### RECORD EXCERPTS
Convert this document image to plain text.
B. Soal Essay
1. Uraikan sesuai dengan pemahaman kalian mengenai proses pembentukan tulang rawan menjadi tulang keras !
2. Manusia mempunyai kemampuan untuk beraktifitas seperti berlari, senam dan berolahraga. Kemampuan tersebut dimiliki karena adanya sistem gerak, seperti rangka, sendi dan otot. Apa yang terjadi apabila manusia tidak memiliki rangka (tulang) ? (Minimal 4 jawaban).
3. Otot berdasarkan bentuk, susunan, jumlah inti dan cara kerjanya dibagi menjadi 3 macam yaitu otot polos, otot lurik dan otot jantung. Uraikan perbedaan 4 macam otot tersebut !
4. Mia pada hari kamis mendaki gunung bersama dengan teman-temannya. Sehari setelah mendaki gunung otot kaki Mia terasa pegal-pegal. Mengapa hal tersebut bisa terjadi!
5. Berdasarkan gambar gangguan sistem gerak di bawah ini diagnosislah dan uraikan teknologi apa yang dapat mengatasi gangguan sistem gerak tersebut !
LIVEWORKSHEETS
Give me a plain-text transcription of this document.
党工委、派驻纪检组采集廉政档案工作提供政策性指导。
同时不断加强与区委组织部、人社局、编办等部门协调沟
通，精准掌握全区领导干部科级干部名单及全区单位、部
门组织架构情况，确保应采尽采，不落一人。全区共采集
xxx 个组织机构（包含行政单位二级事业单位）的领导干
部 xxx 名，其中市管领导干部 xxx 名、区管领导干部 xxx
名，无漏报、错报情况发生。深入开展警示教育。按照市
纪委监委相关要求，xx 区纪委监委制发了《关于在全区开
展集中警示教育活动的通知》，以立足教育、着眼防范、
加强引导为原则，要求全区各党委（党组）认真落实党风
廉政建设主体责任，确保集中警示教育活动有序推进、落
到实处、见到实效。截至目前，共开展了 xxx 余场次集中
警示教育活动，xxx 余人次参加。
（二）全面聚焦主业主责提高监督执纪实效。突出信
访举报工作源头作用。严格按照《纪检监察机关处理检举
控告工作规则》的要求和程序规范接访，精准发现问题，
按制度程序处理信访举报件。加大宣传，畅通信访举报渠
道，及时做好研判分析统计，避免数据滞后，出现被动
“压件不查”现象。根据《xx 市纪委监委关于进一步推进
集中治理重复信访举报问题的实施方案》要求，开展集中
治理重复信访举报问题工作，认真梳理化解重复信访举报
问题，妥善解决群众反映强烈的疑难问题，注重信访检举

### WHAT THIS TASK INVOLVES
Retype nothing except the lines from the line holding "Give me a plain-text" through the last line of the entries, both included.

### FINISHED EXERCISE
Give me a plain-text transcription of this document.
党工委、派驻纪检组采集廉政档案工作提供政策性指导。
同时不断加强与区委组织部、人社局、编办等部门协调沟
通，精准掌握全区领导干部科级干部名单及全区单位、部
门组织架构情况，确保应采尽采，不落一人。全区共采集
xxx 个组织机构（包含行政单位二级事业单位）的领导干
部 xxx 名，其中市管领导干部 xxx 名、区管领导干部 xxx
名，无漏报、错报情况发生。深入开展警示教育。按照市
纪委监委相关要求，xx 区纪委监委制发了《关于在全区开
展集中警示教育活动的通知》，以立足教育、着眼防范、
加强引导为原则，要求全区各党委（党组）认真落实党风
廉政建设主体责任，确保集中警示教育活动有序推进、落
到实处、见到实效。截至目前，共开展了 xxx 余场次集中
警示教育活动，xxx 余人次参加。
（二）全面聚焦主业主责提高监督执纪实效。突出信
访举报工作源头作用。严格按照《纪检监察机关处理检举
控告工作规则》的要求和程序规范接访，精准发现问题，
按制度程序处理信访举报件。加大宣传，畅通信访举报渠
道，及时做好研判分析统计，避免数据滞后，出现被动
“压件不查”现象。根据《xx 市纪委监委关于进一步推进
集中治理重复信访举报问题的实施方案》要求，开展集中
治理重复信访举报问题工作，认真梳理化解重复信访举报
问题，妥善解决群众反映强烈的疑难问题，注重信访检举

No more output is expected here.